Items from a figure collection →
________________________

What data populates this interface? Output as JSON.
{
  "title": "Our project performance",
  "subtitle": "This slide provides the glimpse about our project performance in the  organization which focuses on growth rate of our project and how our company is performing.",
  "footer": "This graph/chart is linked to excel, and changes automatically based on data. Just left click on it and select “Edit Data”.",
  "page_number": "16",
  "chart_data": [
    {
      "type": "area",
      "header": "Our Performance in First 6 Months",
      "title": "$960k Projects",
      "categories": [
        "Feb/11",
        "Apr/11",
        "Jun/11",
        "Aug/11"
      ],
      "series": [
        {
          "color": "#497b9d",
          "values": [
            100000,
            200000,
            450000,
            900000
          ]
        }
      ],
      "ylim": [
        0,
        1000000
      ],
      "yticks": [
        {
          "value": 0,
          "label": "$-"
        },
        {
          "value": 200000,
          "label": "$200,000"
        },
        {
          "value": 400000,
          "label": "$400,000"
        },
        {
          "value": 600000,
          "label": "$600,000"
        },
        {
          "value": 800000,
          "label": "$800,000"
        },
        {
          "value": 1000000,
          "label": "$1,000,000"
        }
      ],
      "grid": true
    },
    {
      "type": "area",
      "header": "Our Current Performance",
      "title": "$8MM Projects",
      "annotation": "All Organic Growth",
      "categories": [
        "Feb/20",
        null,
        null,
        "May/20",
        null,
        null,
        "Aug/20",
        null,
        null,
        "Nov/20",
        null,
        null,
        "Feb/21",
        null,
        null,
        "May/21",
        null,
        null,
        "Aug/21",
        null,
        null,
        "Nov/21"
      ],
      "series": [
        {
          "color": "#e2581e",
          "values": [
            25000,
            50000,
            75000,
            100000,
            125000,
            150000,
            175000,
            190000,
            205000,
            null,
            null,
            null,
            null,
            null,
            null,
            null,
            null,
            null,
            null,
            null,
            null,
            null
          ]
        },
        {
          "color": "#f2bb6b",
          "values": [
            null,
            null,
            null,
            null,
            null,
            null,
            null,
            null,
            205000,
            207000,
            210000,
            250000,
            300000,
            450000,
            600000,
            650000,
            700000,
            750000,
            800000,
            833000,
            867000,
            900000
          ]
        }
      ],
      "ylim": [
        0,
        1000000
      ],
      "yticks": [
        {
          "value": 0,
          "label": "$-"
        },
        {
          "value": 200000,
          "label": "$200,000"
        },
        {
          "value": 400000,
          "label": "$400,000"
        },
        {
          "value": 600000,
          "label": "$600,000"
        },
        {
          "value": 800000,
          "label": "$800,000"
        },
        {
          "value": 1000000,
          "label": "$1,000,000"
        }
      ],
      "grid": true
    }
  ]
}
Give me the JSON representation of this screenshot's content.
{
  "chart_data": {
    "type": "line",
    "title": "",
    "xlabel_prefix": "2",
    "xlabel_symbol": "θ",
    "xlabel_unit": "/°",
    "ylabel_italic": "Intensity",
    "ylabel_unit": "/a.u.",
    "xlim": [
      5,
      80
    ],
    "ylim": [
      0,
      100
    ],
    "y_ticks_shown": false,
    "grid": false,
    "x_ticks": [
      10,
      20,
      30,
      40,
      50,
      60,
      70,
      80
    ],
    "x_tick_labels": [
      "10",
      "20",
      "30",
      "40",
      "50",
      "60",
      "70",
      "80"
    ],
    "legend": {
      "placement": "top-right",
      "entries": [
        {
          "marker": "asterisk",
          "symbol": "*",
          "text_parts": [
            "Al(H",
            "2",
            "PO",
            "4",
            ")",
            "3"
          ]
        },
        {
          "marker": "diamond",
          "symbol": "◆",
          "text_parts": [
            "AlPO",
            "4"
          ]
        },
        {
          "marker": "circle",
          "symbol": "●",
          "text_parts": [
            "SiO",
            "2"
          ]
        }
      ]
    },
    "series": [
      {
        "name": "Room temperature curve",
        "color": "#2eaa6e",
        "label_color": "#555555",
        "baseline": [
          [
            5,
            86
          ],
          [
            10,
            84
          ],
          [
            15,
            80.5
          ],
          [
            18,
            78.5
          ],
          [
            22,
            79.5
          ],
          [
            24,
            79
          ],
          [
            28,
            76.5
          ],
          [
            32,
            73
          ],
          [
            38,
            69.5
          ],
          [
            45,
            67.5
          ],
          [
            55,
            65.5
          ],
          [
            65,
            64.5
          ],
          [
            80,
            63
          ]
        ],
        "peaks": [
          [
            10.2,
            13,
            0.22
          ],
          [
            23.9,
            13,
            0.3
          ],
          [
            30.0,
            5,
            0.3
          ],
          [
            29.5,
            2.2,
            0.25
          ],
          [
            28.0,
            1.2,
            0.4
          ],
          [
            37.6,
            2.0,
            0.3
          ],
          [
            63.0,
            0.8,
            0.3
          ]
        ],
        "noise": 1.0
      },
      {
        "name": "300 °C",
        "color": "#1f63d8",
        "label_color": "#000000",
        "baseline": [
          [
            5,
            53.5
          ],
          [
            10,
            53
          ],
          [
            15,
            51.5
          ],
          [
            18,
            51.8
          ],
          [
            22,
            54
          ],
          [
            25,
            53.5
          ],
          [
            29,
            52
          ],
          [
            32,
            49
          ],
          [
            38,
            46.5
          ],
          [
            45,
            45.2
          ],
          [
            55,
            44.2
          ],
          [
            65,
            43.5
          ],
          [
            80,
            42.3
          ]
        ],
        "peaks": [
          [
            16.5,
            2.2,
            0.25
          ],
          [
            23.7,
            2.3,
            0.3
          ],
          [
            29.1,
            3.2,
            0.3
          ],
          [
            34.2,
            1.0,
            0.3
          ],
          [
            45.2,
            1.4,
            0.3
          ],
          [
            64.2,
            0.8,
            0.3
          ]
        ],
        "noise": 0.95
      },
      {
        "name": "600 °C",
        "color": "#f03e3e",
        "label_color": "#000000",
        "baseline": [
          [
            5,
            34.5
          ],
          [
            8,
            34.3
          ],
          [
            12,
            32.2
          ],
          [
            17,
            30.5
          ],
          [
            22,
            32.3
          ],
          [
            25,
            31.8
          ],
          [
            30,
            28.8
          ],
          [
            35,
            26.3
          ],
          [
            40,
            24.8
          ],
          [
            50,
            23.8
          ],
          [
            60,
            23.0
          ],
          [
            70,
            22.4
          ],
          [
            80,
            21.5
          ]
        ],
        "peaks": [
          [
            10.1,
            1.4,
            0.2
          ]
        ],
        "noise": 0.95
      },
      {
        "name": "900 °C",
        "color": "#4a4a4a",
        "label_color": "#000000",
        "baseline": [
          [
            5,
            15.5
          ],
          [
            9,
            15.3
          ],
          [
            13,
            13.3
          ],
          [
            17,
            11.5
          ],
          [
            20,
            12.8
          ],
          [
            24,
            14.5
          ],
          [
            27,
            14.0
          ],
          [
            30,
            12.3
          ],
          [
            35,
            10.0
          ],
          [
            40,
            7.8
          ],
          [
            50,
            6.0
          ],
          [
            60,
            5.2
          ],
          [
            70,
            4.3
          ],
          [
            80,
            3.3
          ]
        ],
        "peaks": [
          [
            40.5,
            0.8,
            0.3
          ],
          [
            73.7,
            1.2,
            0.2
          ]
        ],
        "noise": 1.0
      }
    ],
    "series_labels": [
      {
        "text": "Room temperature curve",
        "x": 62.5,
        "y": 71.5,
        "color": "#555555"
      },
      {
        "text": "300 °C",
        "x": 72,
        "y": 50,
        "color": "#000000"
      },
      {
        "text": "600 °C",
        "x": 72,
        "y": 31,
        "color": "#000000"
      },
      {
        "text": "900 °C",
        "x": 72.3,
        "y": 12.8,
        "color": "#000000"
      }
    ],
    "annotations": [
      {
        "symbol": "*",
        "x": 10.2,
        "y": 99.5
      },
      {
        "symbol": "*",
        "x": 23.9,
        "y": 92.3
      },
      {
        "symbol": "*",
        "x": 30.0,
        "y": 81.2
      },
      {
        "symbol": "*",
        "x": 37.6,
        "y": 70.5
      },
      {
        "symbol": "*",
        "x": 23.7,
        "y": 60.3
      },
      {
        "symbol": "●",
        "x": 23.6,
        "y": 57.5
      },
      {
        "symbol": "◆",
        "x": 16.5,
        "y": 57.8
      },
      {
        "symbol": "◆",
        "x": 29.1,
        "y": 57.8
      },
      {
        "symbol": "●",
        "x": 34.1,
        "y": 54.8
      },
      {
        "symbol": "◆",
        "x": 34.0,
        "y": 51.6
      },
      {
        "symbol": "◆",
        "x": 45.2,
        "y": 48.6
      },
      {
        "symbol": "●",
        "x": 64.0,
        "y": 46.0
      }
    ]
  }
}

________________________

Report the number of lines in the entries above that include the word "header" and add nothing to it.

2